▸ I tuoi compiti
- A) Rispondi in base all'estratto sulla pensione anticipata:
(i) Chi finanzia l'anticipo sulla pensione del lavoratore che esce prima?
(ii) Che cosa subisce l'assegno pensionistico di chi si ritira anticipatamente dal mondo del lavoro?
(iii) Da che cosa dovrebbe essere compensato l'importo di pensione che il lavoratore prende in meno?
- B) Riprendi l'estratto sulla pensione anticipata scrivendo un breve paragrafo che parta dopo la sua ultima frase.

▸ Estratto
★ ★ ★

L’anticipo sulla pensione del lavoratore che decide di uscire prima è finanziato dalle banche, anche se viene versato dall’INPS.
Andare in pensione prima: con quali agevolazioni fiscali?
I calcoli fino ad ora effettuati, tuttavia, non considerano il meccanismo delle detrazioni fiscali. Da un lato, infatti, chi decide di ritirarsi anticipatamente dal mondo del lavoro è soggetto ad una decurtazione dell’assegno pensionistico, dall’altro, però, in applicazione delle agevolazioni fiscali previste, lo stesso si trova a versare meno tasse sulla pensione.
Il risultato, quindi, dovrebbe essere la tutela dei conti dell’INPS e degli istituti previdenziali, chiamati a pagare le pensioni, consentendo altresì un maggior grado di flessibilità in uscita facendo sì che l’importo che il lavoratore prende in meno di pensione venga compensato da un più basso carico fiscale.

★ ★ ★

▸ Informazioni fornite
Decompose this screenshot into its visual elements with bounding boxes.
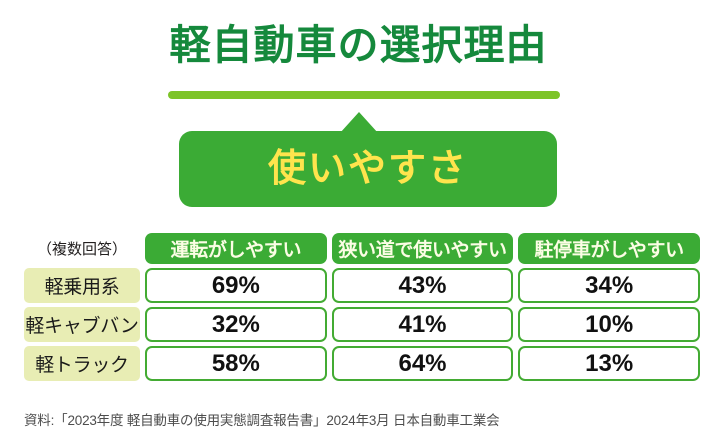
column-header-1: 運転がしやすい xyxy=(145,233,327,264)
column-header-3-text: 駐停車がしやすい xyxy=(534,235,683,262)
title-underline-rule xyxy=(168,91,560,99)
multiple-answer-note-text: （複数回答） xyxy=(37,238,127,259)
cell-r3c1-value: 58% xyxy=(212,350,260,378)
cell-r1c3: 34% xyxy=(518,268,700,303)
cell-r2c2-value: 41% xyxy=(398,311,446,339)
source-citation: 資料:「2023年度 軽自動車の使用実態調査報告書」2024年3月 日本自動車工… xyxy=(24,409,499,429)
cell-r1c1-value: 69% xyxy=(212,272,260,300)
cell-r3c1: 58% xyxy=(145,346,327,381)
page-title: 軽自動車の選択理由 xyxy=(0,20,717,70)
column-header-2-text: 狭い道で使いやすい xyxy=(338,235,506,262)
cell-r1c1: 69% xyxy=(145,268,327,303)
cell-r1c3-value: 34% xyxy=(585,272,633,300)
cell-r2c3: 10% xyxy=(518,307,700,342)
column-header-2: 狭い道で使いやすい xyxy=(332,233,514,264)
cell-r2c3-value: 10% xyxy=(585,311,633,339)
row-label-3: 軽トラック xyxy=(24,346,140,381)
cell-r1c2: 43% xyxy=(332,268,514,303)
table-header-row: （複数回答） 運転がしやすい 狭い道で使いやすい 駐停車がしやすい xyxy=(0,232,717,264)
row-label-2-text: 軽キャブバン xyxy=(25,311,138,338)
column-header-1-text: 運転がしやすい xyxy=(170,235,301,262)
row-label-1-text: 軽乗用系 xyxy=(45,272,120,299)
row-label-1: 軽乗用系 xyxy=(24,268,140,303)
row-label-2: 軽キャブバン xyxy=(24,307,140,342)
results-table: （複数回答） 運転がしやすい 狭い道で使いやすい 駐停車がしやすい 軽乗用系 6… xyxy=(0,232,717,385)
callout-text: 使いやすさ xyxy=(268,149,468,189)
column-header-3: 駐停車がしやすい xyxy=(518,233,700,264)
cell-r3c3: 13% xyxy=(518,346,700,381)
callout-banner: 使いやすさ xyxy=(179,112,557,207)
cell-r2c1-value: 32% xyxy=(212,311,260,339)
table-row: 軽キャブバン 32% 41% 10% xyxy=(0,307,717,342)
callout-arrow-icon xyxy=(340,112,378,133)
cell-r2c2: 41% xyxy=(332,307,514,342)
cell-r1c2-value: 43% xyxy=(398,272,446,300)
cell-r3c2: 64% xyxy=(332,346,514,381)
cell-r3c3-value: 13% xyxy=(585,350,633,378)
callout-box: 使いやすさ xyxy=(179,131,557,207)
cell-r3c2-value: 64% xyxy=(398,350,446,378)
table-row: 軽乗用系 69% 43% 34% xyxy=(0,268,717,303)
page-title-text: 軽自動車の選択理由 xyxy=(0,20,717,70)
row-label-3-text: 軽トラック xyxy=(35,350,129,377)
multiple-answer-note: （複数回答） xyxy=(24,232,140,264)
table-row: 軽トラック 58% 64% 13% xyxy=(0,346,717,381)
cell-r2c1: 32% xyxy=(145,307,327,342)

★ ★ ★

▸ Risultati attesi
- A)
(i) Dalle banche, anche se l'anticipo viene versato dall'INPS.
(ii) Una decurtazione.
(iii) Da un più basso carico fiscale.

- B)
Anche per quanto riguarda l’impatto delle detrazioni, al momento, non è possibile fare calcoli certi, essendoci soltanto la certezza che ad essere primariamente salvaguardate saranno le fasce più deboli. Con riferimento alle situazioni reddituali più basse, infatti, le agevolazioni fiscali quasi azzereranno l’ammortamento delle rate del prestito.
In pratica, almeno in teoria, per le fasce più deboli dovrebbe essere il Fisco, al posto del sistema previdenziale, a pagare l’anticipo pensionistico.